#### ASSIGNMENT
Pictures should not appear in the copy; the records themselves must be written out exactly.
** Opening SOURCE DATA block **
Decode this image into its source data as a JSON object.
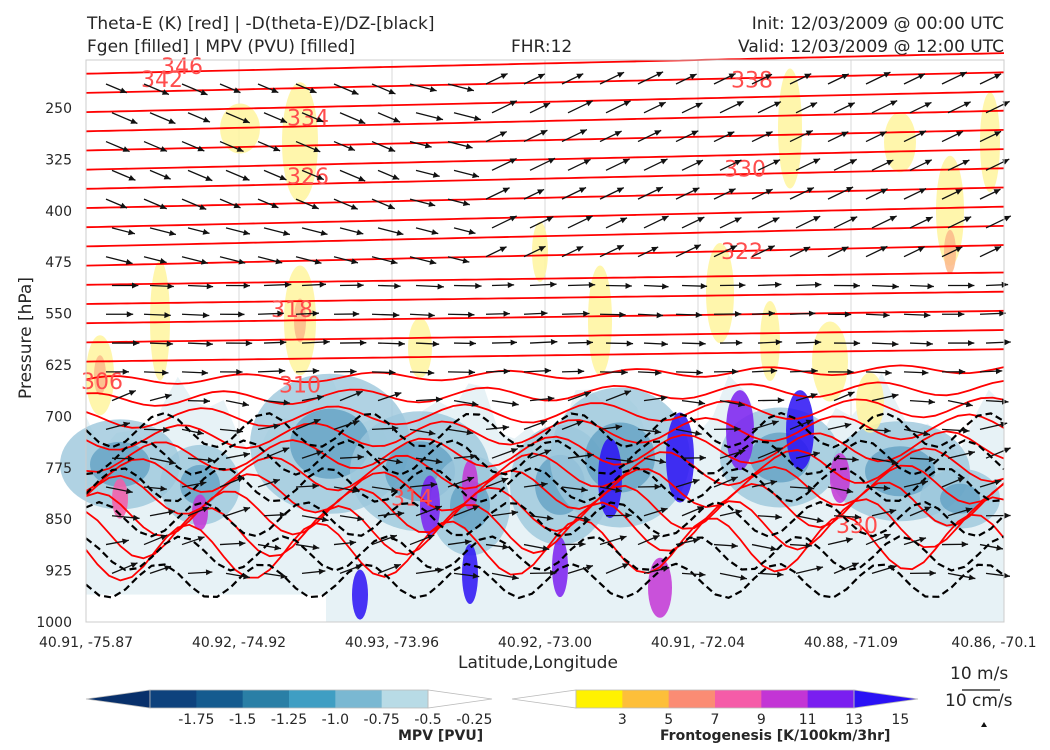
{
  "header": {
    "title_left_1": "Theta-E (K) [red] | -D(theta-E)/DZ-[black]",
    "title_left_2": "Fgen [filled] | MPV (PVU) [filled]",
    "title_center": "FHR:12",
    "title_right_1": "Init: 12/03/2009 @ 00:00 UTC",
    "title_right_2": "Valid: 12/03/2009 @ 12:00 UTC"
  },
  "chart_data": {
    "type": "cross-section",
    "xlabel": "Latitude,Longitude",
    "ylabel": "Pressure [hPa]",
    "x_ticks": [
      "40.91, -75.87",
      "40.92, -74.92",
      "40.93, -73.96",
      "40.92, -73.00",
      "40.91, -72.04",
      "40.88, -71.09",
      "40.86, -70.1"
    ],
    "y_ticks": [
      "250",
      "325",
      "400",
      "475",
      "550",
      "625",
      "700",
      "775",
      "850",
      "925",
      "1000"
    ],
    "y_values": [
      250,
      325,
      400,
      475,
      550,
      625,
      700,
      775,
      850,
      925,
      1000
    ],
    "ylim": [
      1000,
      180
    ],
    "y_inverted": true,
    "theta_e_labels": [
      "346",
      "342",
      "334",
      "338",
      "326",
      "330",
      "322",
      "318",
      "310",
      "306",
      "330",
      "314"
    ],
    "mpv_colorbar": {
      "label": "MPV [PVU]",
      "ticks": [
        "-1.75",
        "-1.5",
        "-1.25",
        "-1.0",
        "-0.75",
        "-0.5",
        "-0.25"
      ],
      "colors": [
        "#08306b",
        "#0e427d",
        "#155b8f",
        "#2a7fa6",
        "#3f9ec3",
        "#7ab8d2",
        "#b8dbe6",
        "#ffffff"
      ]
    },
    "fgen_colorbar": {
      "label": "Frontogenesis [K/100km/3hr]",
      "ticks": [
        "3",
        "5",
        "7",
        "9",
        "11",
        "13",
        "15"
      ],
      "colors": [
        "#ffffff",
        "#fff200",
        "#fdbf3a",
        "#fb8c74",
        "#f55ca8",
        "#c335d5",
        "#7a1ef0",
        "#2a11f5"
      ]
    },
    "wind_key": {
      "u_label": "10 m/s",
      "w_label": "10 cm/s"
    }
  }
}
** Closing SOURCE DATA block **
#### RESULT BELOW
Decode this image into its source data as a JSON object.
{
  "header": {
    "title_left_1": "Theta-E (K) [red] | -D(theta-E)/DZ-[black]",
    "title_left_2": "Fgen [filled] | MPV (PVU) [filled]",
    "title_center": "FHR:12",
    "title_right_1": "Init: 12/03/2009 @ 00:00 UTC",
    "title_right_2": "Valid: 12/03/2009 @ 12:00 UTC"
  },
  "chart_data": {
    "type": "cross-section",
    "xlabel": "Latitude,Longitude",
    "ylabel": "Pressure [hPa]",
    "x_ticks": [
      "40.91, -75.87",
      "40.92, -74.92",
      "40.93, -73.96",
      "40.92, -73.00",
      "40.91, -72.04",
      "40.88, -71.09",
      "40.86, -70.1"
    ],
    "y_ticks": [
      "250",
      "325",
      "400",
      "475",
      "550",
      "625",
      "700",
      "775",
      "850",
      "925",
      "1000"
    ],
    "y_values": [
      250,
      325,
      400,
      475,
      550,
      625,
      700,
      775,
      850,
      925,
      1000
    ],
    "ylim": [
      1000,
      180
    ],
    "y_inverted": true,
    "theta_e_labels": [
      "346",
      "342",
      "334",
      "338",
      "326",
      "330",
      "322",
      "318",
      "310",
      "306",
      "330",
      "314"
    ],
    "mpv_colorbar": {
      "label": "MPV [PVU]",
      "ticks": [
        "-1.75",
        "-1.5",
        "-1.25",
        "-1.0",
        "-0.75",
        "-0.5",
        "-0.25"
      ],
      "colors": [
        "#08306b",
        "#0e427d",
        "#155b8f",
        "#2a7fa6",
        "#3f9ec3",
        "#7ab8d2",
        "#b8dbe6",
        "#ffffff"
      ]
    },
    "fgen_colorbar": {
      "label": "Frontogenesis [K/100km/3hr]",
      "ticks": [
        "3",
        "5",
        "7",
        "9",
        "11",
        "13",
        "15"
      ],
      "colors": [
        "#ffffff",
        "#fff200",
        "#fdbf3a",
        "#fb8c74",
        "#f55ca8",
        "#c335d5",
        "#7a1ef0",
        "#2a11f5"
      ]
    },
    "wind_key": {
      "u_label": "10 m/s",
      "w_label": "10 cm/s"
    }
  }
}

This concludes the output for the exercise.